[Chart and figure data]
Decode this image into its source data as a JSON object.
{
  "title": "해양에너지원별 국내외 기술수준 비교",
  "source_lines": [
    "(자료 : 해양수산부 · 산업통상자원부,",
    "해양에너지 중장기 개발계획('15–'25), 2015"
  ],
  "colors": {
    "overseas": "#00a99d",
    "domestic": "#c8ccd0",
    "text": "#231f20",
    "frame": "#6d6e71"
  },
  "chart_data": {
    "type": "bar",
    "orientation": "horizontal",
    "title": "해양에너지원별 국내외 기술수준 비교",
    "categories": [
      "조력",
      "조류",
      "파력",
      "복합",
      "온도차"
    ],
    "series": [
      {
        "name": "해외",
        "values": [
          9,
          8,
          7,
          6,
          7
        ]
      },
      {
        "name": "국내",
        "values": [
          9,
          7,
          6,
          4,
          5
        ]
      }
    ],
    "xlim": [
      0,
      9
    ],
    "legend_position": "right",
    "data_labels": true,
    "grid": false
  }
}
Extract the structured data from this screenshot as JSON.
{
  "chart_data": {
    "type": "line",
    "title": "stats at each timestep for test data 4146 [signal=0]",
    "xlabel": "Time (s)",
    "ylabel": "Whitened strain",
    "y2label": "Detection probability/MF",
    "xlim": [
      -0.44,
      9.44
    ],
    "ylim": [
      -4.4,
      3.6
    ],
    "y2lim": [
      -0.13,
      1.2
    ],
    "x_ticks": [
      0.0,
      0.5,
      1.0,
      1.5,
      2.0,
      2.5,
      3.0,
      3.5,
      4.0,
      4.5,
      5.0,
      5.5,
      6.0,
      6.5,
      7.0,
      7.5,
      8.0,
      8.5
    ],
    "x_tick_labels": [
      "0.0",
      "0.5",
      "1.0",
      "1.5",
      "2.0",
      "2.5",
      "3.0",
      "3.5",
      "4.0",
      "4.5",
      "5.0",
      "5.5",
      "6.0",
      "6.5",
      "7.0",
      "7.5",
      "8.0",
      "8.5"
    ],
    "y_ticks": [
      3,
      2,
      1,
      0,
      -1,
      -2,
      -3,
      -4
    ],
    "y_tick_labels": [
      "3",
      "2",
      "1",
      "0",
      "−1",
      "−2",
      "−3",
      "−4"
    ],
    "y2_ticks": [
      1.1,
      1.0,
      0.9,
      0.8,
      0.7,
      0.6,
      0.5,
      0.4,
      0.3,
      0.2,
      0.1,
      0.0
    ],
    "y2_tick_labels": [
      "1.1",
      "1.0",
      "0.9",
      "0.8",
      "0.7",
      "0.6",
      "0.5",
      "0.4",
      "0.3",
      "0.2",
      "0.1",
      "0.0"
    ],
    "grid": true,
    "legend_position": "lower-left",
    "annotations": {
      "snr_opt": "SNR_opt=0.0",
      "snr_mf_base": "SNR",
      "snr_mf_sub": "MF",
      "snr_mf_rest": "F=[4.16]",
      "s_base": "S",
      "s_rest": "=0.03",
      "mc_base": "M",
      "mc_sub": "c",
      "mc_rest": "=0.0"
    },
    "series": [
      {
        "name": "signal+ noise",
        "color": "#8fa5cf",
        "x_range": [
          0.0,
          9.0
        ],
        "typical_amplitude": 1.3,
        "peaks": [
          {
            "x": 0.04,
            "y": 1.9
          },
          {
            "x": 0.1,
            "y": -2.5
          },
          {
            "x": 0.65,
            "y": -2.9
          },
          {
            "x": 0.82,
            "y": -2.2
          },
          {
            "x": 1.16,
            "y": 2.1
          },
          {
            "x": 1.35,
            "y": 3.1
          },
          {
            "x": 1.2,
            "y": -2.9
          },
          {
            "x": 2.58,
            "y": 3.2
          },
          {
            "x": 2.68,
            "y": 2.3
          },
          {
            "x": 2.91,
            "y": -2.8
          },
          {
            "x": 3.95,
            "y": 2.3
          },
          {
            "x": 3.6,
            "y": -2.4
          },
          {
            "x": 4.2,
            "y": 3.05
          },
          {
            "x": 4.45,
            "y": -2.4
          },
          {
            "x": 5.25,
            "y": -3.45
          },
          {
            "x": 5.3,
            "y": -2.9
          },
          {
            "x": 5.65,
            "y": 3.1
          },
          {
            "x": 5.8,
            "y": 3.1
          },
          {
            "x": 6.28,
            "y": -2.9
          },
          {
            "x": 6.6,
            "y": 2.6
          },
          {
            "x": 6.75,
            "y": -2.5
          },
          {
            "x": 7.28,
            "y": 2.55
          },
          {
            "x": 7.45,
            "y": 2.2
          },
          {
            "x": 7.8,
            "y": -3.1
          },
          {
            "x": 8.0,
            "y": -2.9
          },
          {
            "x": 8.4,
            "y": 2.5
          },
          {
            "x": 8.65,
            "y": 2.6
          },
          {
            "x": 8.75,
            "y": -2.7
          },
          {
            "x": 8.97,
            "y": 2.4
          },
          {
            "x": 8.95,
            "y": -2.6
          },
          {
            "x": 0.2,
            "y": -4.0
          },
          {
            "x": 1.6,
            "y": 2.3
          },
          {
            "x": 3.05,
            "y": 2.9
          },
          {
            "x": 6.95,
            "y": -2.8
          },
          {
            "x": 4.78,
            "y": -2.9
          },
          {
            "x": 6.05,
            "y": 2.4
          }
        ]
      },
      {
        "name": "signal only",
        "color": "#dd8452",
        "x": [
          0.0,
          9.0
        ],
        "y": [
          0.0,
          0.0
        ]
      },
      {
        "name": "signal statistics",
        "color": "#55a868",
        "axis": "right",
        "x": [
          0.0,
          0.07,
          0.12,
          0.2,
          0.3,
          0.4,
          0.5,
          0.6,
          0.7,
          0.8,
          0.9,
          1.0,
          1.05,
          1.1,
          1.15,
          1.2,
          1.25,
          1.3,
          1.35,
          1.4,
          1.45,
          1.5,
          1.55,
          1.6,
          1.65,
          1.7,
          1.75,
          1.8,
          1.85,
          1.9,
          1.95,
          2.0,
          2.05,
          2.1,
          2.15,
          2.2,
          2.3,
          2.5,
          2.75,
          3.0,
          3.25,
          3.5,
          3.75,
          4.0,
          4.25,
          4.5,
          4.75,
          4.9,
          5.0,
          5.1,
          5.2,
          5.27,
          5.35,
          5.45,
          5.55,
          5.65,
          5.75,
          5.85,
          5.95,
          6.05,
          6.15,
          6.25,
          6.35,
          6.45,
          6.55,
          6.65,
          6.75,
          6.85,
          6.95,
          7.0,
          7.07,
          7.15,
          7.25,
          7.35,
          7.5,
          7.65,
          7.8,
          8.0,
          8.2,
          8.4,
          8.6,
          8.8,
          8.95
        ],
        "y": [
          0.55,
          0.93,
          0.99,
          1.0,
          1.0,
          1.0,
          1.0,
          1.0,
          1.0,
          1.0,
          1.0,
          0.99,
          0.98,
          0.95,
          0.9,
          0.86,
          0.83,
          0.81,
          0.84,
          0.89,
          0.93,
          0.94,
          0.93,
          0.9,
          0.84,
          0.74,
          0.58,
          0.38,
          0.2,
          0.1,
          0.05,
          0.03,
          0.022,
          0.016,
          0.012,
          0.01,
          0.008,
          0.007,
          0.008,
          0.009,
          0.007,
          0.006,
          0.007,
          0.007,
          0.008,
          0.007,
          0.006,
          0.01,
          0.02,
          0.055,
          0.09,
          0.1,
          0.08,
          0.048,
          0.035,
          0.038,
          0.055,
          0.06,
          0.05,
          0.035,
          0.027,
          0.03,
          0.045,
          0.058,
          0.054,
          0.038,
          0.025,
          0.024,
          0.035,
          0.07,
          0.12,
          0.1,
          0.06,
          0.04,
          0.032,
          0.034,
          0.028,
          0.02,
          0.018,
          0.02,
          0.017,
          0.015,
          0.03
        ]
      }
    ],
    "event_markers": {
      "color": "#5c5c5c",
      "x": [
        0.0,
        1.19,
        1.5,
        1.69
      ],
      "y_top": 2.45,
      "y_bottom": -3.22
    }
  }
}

• Problem description
Find "name". Copy every line it occurs in.

• Completed task
        "name": "해외",
        "name": "국내",
        "name": "signal+ noise",
        "name": "signal only",
        "name": "signal statistics",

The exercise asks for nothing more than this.